TEXTO DE LEITURA:
##########

Em espanhol existe piña e ananás, mas na etiqueta da maioria das garrafas de _zumo de piña_ vem traduzido como _pineapple juice_ e _sumo de ananás,_ nunca de abacaxi_._ Aliás qualquer produto que incluia piña como ingrediente aqui sempre, sempre se traduz (para o português de Portugal) como ananás. 

Enfim, e de um modo geral, na hora de traduzir _pinapple_ acho portugueses traduziriam como _ananás_ e brasileiros como _abacaxi_, concordam?
O


----------



## maralto

Concordo consigo Olivinha...por aqui, traduziríamos _pinapple_ por _ananás_....mas será que o sumo dessas embalagens é mesmo de ananás????? (esta é só para rir....)


----------



## olivinha

maralto said:


> mas será que o sumo dessas embalagens é mesmo de ananás????? (esta é só para rir....)

##########

DADOS EXTRAÍDOS:
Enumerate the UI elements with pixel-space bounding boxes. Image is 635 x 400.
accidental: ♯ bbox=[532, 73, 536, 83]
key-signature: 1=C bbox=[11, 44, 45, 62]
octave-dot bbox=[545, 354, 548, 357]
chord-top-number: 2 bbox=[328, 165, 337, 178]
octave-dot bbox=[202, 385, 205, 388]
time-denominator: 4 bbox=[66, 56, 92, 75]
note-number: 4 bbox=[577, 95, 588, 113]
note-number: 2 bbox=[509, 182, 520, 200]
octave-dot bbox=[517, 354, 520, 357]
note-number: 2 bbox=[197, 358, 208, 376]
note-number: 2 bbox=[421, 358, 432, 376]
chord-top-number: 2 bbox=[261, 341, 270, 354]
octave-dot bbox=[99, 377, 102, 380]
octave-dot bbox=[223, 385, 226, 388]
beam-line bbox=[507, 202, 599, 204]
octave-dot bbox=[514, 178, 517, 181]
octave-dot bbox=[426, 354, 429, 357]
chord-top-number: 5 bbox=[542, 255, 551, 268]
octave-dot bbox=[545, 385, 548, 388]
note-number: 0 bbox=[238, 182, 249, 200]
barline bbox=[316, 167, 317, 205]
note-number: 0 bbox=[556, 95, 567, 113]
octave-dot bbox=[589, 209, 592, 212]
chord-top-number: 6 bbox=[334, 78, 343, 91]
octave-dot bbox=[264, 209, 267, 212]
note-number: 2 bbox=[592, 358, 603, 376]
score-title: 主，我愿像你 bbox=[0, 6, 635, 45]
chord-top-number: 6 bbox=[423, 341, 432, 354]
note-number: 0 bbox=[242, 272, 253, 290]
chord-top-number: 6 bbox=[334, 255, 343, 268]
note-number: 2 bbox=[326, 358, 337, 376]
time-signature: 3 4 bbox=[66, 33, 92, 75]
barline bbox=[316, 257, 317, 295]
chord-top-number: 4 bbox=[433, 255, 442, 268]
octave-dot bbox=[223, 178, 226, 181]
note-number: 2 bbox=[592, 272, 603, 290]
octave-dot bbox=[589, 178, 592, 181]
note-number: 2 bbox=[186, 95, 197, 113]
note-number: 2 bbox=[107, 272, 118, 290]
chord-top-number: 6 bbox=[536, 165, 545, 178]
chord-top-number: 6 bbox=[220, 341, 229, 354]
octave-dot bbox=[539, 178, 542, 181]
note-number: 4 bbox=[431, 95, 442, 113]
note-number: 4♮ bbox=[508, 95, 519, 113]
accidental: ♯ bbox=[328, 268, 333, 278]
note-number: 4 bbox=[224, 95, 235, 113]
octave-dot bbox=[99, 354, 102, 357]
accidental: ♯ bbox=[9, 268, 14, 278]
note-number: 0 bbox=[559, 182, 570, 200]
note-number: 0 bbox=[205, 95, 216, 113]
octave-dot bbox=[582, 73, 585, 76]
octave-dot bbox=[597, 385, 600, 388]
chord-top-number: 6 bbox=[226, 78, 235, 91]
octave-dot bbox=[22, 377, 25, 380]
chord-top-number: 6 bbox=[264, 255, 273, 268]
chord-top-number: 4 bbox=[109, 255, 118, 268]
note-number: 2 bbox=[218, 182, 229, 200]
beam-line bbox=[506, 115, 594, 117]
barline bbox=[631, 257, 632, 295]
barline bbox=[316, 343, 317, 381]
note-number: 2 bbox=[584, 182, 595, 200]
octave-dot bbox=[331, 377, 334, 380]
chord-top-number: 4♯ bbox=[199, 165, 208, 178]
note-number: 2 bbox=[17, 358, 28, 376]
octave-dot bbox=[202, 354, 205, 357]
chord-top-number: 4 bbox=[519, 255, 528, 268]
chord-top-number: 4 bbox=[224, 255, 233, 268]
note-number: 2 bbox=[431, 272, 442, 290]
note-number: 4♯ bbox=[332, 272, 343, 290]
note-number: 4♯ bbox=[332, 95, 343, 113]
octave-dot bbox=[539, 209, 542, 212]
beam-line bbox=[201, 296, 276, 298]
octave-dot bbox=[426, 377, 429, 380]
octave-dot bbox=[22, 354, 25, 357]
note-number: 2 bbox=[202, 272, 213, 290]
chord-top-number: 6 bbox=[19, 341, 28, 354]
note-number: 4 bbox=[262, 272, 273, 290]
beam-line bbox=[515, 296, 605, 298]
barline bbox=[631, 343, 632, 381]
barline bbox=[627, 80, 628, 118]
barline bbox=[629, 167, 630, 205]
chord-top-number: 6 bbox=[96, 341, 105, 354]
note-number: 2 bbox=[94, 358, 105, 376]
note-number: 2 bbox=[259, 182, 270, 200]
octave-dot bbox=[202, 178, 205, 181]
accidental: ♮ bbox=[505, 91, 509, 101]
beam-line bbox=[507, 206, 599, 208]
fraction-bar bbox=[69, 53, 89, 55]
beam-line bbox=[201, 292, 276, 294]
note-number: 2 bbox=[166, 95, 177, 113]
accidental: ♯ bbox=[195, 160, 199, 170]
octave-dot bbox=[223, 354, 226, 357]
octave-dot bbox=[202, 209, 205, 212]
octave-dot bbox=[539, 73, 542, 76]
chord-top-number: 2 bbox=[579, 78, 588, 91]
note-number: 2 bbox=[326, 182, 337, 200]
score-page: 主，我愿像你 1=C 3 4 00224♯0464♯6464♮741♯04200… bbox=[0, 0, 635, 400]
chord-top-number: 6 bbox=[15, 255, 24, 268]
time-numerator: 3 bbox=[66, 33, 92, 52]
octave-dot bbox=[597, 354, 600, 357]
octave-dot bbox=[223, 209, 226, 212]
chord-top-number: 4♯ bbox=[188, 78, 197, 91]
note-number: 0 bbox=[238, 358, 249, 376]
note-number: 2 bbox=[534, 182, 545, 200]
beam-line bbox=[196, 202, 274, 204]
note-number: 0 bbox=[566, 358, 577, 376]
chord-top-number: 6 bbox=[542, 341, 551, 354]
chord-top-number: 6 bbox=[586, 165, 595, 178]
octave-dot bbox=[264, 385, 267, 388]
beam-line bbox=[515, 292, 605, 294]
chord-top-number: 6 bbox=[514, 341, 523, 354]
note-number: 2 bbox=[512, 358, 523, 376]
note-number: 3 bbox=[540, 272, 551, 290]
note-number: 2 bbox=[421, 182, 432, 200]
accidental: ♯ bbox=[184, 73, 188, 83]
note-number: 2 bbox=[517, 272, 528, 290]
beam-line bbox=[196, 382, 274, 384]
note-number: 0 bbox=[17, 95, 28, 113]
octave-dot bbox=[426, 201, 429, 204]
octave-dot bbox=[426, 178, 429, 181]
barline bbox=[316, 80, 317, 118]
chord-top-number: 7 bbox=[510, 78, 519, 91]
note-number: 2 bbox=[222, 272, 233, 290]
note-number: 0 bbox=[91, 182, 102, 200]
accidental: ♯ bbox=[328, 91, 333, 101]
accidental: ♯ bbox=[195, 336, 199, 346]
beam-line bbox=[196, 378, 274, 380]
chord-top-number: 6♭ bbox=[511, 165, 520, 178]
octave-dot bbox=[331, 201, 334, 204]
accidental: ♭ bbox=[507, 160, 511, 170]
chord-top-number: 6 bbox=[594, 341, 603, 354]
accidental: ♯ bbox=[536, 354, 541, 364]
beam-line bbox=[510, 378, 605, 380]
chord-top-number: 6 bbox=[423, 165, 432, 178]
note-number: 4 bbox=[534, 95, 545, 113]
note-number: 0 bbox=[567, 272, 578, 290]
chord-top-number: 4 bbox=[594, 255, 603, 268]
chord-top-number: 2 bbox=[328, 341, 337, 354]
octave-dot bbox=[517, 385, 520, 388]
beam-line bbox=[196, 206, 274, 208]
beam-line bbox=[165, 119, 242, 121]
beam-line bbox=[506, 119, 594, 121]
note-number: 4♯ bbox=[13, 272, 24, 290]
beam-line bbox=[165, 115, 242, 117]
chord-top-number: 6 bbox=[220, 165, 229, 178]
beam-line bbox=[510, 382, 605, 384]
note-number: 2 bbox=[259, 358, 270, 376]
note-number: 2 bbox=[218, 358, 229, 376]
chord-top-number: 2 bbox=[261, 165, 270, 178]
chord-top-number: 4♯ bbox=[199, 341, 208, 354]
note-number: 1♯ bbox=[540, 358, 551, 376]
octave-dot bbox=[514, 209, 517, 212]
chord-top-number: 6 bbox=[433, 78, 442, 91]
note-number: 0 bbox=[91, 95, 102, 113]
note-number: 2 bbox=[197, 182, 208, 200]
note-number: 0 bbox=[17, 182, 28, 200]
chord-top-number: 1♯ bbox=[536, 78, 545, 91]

##########

PROBLEMA PROPOSTO A:
Explique, com base no texto de leitura, o que leva a mensagem inicial a afirmar que os portugueses traduziriam o nome do fruto como ananás.
PROBLEMA PROPOSTO B:
Transcreva o trecho do texto de leitura que começa nas palavras "Em espanhol existe" e termina após "como _abacaxi_, concordam?".

SOLUÇÃO DA TAREFA A:
Nas etiquetas da maioria das garrafas de zumo de piña, a tradução aparece como "sumo de ananás" e nunca como "de abacaxi". Além disso, qualquer produto que tenha piña como ingrediente é sempre traduzido para o português de Portugal como ananás.

SOLUÇÃO DA TAREFA B:
Em espanhol existe piña e ananás, mas na etiqueta da maioria das garrafas de _zumo de piña_ vem traduzido como _pineapple juice_ e _sumo de ananás,_ nunca de abacaxi_._ Aliás qualquer produto que incluia piña como ingrediente aqui sempre, sempre se traduz (para o português de Portugal) como ananás. 

Enfim, e de um modo geral, na hora de traduzir _pinapple_ acho portugueses traduziriam como _ananás_ e brasileiros como _abacaxi_, concordam?